----- Texto para revisar -----
Usamos analogías para explicar, entender o hacer entender nuevos conceptos por medio de su comparación con otros que nos resulten familiares. Podemos decir, por ejemplo, que un problema que nos cuesta resolver es como un “rompecabezas”, o como “encontrar una aguja en un pajar”.
Sin embargo, como sucede a menudo con los artificios del lenguaje, las analogías no siempre acaban siendo acertadas. En 1911, el ya premio Nobel Ernest Rutheford propuso una analogía entre la estructura del átomo y el sistema solar, con el núcleo atómico como Sol y los electrones como planetas. Una imagen sugerente, pero contradictoria con las leyes del electromagnetismo, que quince años más tarde fue reemplazada por la descripción de los electrones como “ondas de probabilidad” gobernadas por las ecuaciones de la Mecánica Cuántica.
Este ejemplo ilustra que las analogías son más o menos útiles en función de su encaje en una determinada visión del mundo, que puede a su vez cambiar con el tiempo. En los años 60, cuando los ordenadores eran máquinas enormes, confinadas en centros de datos accesibles sólo a una minoría de especialistas, era habitual referirse a ellos como “cerebros electrónicos”. Dado que el funcionamiento del cerebro humano era por entonces mucho más misterioso de lo que hoy sigue siendo, supongo que la intención de esa analogía era transmitir la idea de los ordenadores como artefactos de una enorme complejidad.
La aparición del ordenador personal conllevó un cambio radical de la terminología popular sobre la informática. Cuando Apple introdujo el primer Macintosh, en 1984, lo hizo asociándolo un principio democrático: "una persona, un ordenador". Un ordenador no sólo para especialistas, sino uno que todo el mundo pudiera utilizar. En esa época, los PCs se promocionaban fuera de los ambientes profesionales como electrodomésticos para el hogar y la familia. Un eslogan en la línea de "ponga un cerebro en su vida" no hubiera a buen seguro sido una buena idea.
Desde hace un tiempo, y de forma más acusada a partir de la eclosión de inteligencia artificial (IA), aparecen analogías que invierten la comparación entre ordenadores y máquinas. No se presenta al ordenador como un cerebro, sino al cerebro como un ordenador. Proliferan imágenes en las que el interior del cerebro aparece representado como un conjunto de circuitos electrónicos. Más aún. Imágenes inspiradas en el conocido fresco de la Capilla Sixtina en que Dios infunde vida a Adán, presentan de manera subliminal a los robots como agentes de un aumento de lo humano.
-----
## Instrucciones de trabajo
1 – Resume en dos oraciones el texto sobre las analogías.
2 – Traduce al inglés, por favor, esta oración del texto sobre las analogías: «No se presenta al ordenador como un cerebro, sino al cerebro como un ordenador.»
Los registros son un material aparte del texto.
----- Datos proporcionados -----
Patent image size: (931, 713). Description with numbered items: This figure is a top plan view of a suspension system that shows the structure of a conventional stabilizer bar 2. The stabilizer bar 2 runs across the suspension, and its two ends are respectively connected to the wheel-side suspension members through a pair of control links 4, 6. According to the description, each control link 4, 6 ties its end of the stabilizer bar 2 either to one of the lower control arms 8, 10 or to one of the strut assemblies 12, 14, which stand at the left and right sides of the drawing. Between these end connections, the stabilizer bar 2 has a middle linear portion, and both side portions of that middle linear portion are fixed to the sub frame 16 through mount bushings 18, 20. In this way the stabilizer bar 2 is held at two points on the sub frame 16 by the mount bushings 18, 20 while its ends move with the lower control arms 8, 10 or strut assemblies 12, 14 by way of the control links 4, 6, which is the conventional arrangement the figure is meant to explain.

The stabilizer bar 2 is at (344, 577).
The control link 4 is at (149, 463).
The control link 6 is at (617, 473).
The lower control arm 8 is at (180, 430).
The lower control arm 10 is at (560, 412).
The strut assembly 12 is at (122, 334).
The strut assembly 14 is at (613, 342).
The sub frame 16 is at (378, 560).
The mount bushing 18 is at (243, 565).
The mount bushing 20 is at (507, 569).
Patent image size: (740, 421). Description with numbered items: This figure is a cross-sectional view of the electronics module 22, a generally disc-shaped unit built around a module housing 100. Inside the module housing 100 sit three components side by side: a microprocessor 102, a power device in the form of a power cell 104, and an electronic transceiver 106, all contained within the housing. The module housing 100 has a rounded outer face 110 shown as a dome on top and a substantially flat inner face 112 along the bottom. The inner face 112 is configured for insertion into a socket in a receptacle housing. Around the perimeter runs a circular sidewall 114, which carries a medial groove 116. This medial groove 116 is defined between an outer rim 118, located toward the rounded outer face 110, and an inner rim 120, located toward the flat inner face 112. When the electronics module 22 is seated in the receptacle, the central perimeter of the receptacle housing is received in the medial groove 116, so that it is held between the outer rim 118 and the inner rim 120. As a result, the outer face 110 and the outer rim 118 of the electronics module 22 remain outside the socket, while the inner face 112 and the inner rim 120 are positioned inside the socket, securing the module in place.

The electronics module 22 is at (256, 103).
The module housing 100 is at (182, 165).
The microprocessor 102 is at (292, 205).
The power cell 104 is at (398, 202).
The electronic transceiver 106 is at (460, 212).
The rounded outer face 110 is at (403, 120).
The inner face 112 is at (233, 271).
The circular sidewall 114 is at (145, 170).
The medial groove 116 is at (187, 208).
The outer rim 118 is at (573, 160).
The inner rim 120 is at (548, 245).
-----
## Respuestas del ejercicio
1 – Las analogías sirven para explicar conceptos nuevos comparándolos con otros familiares, pero no siempre resultan acertadas, como muestra la comparación de 1911 entre el átomo y el sistema solar, reemplazada quince años más tarde. Su utilidad depende de la visión del mundo de cada época: en los años 60 se llamaba a los ordenadores «cerebros electrónicos», mientras que desde hace un tiempo, sobre todo con la eclosión de la inteligencia artificial, se presenta al cerebro como un ordenador.

2 – The computer is not presented as a brain; rather, the brain is presented as a computer.